Directions: Check each line of the listing for the string "divine", count the lines that have it, and answer with that number only.

════════════════════

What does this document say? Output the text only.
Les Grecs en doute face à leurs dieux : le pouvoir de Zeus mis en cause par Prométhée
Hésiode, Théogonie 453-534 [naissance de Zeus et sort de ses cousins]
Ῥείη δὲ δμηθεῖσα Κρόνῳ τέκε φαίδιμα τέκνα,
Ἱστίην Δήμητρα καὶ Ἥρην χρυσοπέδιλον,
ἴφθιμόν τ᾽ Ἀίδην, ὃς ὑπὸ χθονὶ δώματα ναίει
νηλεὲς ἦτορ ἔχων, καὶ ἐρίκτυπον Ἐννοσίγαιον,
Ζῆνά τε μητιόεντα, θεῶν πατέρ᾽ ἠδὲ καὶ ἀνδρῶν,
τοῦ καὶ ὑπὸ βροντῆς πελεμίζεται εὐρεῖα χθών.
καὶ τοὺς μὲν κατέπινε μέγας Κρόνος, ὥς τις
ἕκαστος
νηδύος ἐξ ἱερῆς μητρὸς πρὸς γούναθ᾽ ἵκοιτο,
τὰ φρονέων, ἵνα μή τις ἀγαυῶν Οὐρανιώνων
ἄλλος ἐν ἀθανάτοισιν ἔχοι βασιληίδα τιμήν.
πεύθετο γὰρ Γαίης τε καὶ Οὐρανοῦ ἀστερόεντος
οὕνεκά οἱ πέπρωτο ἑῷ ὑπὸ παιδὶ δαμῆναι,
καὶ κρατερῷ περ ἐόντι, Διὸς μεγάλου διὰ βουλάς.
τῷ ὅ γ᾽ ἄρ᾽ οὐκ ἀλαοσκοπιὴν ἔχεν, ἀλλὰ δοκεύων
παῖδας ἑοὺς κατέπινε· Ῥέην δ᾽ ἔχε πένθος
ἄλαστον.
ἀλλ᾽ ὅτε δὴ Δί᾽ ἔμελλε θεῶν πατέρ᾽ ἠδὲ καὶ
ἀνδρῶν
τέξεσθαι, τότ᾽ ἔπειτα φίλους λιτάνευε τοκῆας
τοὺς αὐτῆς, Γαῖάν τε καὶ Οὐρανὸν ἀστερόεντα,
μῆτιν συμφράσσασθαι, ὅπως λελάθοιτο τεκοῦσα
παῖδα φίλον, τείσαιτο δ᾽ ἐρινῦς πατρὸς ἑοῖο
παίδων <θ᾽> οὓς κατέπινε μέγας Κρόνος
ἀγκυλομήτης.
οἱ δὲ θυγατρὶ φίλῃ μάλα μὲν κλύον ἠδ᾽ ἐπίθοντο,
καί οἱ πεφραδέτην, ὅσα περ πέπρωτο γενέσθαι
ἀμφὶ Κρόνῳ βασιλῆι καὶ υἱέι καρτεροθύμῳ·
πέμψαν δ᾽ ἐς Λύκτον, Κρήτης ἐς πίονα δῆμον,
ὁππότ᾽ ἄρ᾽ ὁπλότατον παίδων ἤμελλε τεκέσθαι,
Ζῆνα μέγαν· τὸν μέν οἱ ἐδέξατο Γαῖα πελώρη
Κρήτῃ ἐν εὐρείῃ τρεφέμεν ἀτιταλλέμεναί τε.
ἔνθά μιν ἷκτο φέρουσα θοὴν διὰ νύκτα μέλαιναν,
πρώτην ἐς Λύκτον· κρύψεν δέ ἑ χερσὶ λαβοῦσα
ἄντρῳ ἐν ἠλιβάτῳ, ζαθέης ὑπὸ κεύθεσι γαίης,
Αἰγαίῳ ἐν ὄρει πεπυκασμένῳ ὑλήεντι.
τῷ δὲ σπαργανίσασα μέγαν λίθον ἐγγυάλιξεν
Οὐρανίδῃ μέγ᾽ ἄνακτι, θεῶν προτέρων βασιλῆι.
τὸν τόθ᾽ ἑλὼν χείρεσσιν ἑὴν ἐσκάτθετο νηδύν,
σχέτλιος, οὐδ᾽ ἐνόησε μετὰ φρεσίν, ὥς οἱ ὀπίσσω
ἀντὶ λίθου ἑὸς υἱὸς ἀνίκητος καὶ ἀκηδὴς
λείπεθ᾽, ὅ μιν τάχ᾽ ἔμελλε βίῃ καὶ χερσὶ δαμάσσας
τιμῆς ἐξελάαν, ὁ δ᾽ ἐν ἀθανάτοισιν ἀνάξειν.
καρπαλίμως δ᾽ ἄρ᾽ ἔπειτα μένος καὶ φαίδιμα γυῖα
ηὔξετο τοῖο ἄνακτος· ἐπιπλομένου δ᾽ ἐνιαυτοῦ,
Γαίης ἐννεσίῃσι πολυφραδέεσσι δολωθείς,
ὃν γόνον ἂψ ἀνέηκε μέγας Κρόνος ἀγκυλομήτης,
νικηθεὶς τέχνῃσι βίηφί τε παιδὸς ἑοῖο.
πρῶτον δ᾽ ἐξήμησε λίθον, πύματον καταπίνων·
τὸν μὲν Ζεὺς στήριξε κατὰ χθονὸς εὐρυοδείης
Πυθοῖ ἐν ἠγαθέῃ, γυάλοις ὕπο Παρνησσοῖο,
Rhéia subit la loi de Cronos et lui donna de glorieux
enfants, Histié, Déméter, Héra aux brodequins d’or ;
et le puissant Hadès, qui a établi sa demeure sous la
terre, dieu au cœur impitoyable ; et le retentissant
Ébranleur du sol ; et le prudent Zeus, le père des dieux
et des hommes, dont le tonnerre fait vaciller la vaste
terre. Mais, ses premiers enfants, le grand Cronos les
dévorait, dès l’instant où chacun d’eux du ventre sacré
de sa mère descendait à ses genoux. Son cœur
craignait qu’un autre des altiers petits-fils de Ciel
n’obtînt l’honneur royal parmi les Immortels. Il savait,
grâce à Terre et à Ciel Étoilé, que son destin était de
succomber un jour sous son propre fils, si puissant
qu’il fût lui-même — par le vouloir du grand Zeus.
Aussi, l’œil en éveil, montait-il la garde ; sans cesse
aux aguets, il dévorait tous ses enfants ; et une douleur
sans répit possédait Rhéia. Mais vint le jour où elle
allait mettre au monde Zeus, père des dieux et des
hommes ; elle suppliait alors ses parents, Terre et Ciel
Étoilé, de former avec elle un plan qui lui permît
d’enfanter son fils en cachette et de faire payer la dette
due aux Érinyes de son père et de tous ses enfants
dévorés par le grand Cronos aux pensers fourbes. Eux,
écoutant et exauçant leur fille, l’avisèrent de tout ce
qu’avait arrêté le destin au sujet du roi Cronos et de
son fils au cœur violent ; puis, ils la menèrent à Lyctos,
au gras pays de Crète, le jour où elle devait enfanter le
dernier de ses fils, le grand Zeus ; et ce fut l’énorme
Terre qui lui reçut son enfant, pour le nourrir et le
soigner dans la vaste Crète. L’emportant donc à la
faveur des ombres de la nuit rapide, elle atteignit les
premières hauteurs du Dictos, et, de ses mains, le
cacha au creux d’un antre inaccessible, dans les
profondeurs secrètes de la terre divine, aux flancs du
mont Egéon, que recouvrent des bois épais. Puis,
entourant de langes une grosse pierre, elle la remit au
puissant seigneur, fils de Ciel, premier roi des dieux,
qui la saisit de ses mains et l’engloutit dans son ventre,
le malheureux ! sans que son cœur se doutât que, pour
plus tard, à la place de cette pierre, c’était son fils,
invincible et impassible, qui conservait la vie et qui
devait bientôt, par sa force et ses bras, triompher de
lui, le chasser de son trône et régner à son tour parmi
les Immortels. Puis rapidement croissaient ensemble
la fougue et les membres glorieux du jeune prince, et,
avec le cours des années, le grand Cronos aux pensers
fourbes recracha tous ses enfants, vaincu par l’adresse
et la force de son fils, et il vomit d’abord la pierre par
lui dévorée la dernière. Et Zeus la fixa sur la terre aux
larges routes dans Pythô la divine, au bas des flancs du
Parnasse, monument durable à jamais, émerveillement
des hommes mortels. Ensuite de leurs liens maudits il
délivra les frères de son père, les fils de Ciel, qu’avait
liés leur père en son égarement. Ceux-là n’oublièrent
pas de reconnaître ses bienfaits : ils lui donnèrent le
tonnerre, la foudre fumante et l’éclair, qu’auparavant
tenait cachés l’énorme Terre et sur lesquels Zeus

════════════════════

Right answer: 2